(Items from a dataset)
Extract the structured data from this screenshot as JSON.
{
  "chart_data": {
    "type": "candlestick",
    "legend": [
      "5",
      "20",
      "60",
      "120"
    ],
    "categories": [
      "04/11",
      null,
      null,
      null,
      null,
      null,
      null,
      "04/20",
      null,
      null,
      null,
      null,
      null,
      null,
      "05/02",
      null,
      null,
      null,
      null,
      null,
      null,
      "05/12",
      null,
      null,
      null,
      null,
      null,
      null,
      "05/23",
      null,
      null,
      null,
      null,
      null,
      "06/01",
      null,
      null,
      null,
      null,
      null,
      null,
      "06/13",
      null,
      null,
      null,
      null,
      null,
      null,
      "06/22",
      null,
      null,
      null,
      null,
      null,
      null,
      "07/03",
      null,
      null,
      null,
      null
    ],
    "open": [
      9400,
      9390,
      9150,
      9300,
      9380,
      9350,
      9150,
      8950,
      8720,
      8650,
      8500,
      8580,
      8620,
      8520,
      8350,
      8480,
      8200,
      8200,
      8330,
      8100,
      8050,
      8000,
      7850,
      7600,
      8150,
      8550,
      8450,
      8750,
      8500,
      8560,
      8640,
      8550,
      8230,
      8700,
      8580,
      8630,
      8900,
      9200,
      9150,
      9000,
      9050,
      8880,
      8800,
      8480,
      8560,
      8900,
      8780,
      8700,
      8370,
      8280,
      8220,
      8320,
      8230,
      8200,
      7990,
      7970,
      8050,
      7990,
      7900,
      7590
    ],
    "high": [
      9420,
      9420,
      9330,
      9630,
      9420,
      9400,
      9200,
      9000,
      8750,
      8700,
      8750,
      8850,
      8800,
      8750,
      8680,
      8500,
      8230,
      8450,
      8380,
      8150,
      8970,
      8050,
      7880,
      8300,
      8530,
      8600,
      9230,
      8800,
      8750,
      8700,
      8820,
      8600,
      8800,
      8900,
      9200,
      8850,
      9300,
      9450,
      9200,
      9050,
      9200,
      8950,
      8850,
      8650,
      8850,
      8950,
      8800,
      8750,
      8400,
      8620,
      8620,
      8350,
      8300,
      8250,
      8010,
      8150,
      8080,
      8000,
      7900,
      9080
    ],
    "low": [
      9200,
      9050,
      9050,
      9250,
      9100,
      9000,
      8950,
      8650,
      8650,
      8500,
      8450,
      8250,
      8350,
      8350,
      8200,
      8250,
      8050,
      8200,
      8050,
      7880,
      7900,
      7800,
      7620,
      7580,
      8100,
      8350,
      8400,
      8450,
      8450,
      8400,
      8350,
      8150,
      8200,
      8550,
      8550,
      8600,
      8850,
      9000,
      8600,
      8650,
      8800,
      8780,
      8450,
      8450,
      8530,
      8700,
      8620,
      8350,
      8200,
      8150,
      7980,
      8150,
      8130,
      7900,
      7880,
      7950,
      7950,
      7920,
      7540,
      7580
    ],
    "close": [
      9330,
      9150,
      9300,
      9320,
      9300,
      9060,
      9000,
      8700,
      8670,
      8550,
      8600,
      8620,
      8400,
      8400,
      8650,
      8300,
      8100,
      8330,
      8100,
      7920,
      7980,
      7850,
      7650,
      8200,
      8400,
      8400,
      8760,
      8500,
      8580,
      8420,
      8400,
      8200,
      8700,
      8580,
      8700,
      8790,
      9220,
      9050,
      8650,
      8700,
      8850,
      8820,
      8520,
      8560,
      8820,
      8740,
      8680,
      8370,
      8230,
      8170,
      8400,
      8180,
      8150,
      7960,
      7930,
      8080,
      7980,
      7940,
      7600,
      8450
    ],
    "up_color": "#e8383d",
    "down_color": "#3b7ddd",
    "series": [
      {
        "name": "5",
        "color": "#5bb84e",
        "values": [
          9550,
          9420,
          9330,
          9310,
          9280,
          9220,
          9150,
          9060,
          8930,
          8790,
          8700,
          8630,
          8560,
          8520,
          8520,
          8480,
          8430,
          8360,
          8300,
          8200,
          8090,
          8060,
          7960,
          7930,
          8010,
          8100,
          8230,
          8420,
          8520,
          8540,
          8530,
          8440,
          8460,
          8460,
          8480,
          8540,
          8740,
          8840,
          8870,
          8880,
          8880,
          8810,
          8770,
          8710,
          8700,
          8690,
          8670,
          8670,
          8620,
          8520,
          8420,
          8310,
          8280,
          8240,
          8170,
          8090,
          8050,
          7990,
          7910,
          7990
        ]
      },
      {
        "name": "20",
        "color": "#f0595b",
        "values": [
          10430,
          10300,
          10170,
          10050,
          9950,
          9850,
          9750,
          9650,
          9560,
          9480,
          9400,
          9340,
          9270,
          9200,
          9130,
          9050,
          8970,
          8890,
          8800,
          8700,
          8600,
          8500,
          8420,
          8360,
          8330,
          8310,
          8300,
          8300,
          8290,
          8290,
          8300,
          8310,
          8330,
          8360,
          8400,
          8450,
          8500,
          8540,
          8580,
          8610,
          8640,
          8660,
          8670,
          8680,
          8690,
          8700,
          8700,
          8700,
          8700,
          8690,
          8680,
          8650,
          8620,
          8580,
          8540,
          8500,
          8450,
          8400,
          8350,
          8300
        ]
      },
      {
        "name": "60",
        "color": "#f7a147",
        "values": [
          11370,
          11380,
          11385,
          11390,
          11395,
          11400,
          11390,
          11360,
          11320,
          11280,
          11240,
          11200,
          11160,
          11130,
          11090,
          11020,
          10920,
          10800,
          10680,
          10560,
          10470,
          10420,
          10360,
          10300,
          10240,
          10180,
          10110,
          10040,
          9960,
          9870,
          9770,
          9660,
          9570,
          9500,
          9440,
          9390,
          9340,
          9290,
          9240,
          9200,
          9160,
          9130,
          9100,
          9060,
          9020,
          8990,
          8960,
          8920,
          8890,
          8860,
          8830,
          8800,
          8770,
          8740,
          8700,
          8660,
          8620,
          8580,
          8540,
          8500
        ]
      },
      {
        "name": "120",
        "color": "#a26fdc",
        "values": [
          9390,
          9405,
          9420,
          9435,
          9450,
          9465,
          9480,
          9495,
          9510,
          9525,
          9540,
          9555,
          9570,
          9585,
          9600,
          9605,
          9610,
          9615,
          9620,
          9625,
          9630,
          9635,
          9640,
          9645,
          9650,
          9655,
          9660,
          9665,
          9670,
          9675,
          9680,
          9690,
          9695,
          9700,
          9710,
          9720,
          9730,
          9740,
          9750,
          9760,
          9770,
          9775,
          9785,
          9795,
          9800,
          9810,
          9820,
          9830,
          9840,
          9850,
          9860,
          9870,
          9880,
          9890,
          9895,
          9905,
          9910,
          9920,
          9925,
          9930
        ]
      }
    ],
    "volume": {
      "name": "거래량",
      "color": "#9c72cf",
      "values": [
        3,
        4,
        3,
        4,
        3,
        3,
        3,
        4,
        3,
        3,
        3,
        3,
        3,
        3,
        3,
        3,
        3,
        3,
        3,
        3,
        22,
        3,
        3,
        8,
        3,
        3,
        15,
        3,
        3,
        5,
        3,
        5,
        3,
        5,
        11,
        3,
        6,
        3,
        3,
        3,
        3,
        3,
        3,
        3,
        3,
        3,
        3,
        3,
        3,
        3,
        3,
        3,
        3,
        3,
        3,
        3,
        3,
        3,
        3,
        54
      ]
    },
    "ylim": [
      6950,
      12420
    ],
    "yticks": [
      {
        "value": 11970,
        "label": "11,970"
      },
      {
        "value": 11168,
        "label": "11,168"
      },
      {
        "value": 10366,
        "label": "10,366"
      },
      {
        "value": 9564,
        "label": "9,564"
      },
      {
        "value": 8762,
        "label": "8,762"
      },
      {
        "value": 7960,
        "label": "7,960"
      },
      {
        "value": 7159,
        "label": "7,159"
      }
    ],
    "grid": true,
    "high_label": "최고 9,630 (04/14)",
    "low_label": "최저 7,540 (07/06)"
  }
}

_Exercise aim_: Where a line in the entries holds "name", copy that line.

_Task response_:
        "name": "5",
        "name": "20",
        "name": "60",
        "name": "120",
      "name": "거래량",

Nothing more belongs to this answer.